[Data entries]

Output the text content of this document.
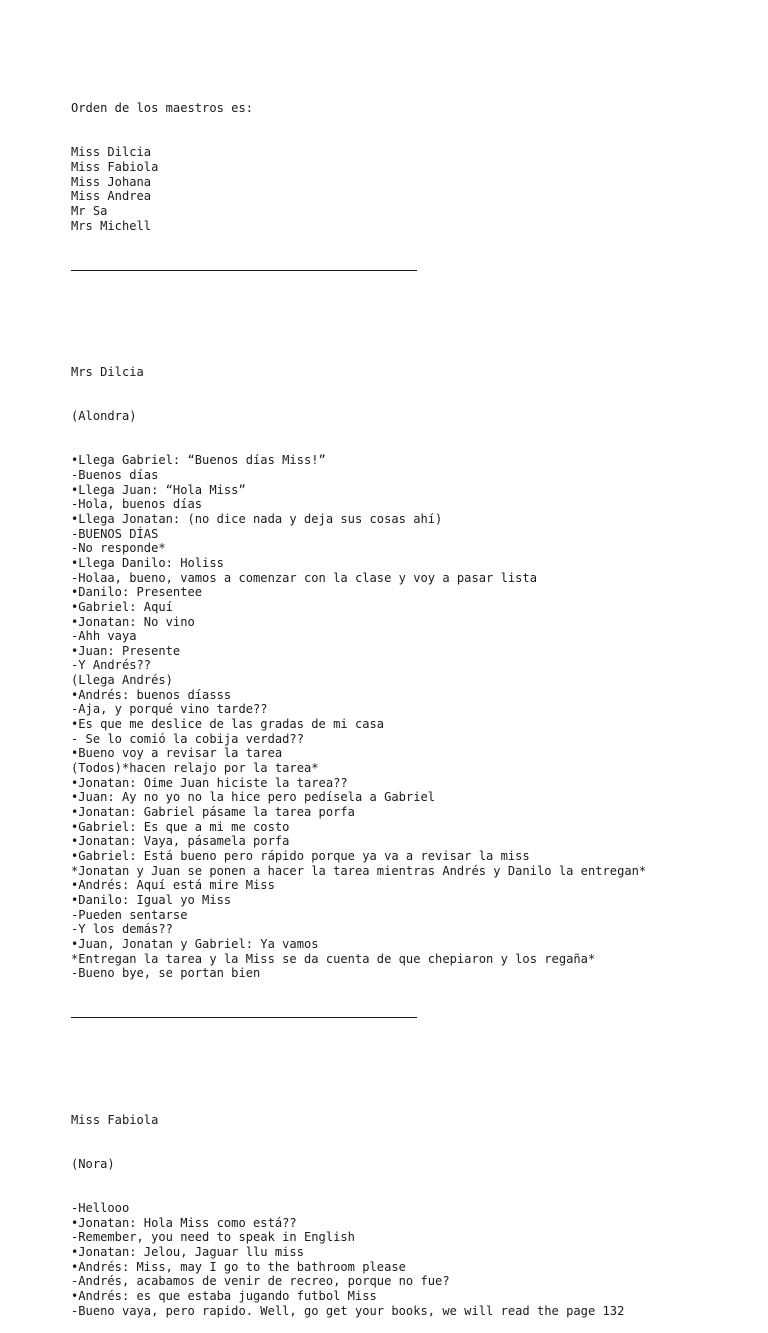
Orden de los maestros es:

Miss Dilcia
Miss Fabiola
Miss Johana
Miss Andrea
Mr Sa
Mrs Michell

Mrs Dilcia

(Alondra)

•Llega Gabriel: “Buenos días Miss!”
-Buenos días
•Llega Juan: “Hola Miss”
-Hola, buenos días
•Llega Jonatan: (no dice nada y deja sus cosas ahí)
-BUENOS DÍAS
-No responde*
•Llega Danilo: Holiss
-Holaa, bueno, vamos a comenzar con la clase y voy a pasar lista
•Danilo: Presentee
•Gabriel: Aquí
•Jonatan: No vino
-Ahh vaya
•Juan: Presente
-Y Andrés??
(Llega Andrés)
•Andrés: buenos díasss
-Aja, y porqué vino tarde??
•Es que me deslice de las gradas de mi casa
- Se lo comió la cobija verdad??
•Bueno voy a revisar la tarea
(Todos)*hacen relajo por la tarea*
•Jonatan: Oime Juan hiciste la tarea??
•Juan: Ay no yo no la hice pero pedísela a Gabriel
•Jonatan: Gabriel pásame la tarea porfa
•Gabriel: Es que a mi me costo
•Jonatan: Vaya, pásamela porfa
•Gabriel: Está bueno pero rápido porque ya va a revisar la miss
*Jonatan y Juan se ponen a hacer la tarea mientras Andrés y Danilo la entregan*
•Andrés: Aquí está mire Miss
•Danilo: Igual yo Miss
-Pueden sentarse
-Y los demás??
•Juan, Jonatan y Gabriel: Ya vamos
*Entregan la tarea y la Miss se da cuenta de que chepiaron y los regaña*
-Bueno bye, se portan bien

Miss Fabiola

(Nora)

-Hellooo
•Jonatan: Hola Miss como está??
-Remember, you need to speak in English
•Jonatan: Jelou, Jaguar llu miss
•Andrés: Miss, may I go to the bathroom please
-Andrés, acabamos de venir de recreo, porque no fue?
•Andrés: es que estaba jugando futbol Miss
-Bueno vaya, pero rapido. Well, go get your books, we will read the page 132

WHAT TO WORK ON = Search the lines for the string "porque" and copy every line that has it.

SOLVED PROBLEM =
•Gabriel: Está bueno pero rápido porque ya va a revisar la miss
-Andrés, acabamos de venir de recreo, porque no fue?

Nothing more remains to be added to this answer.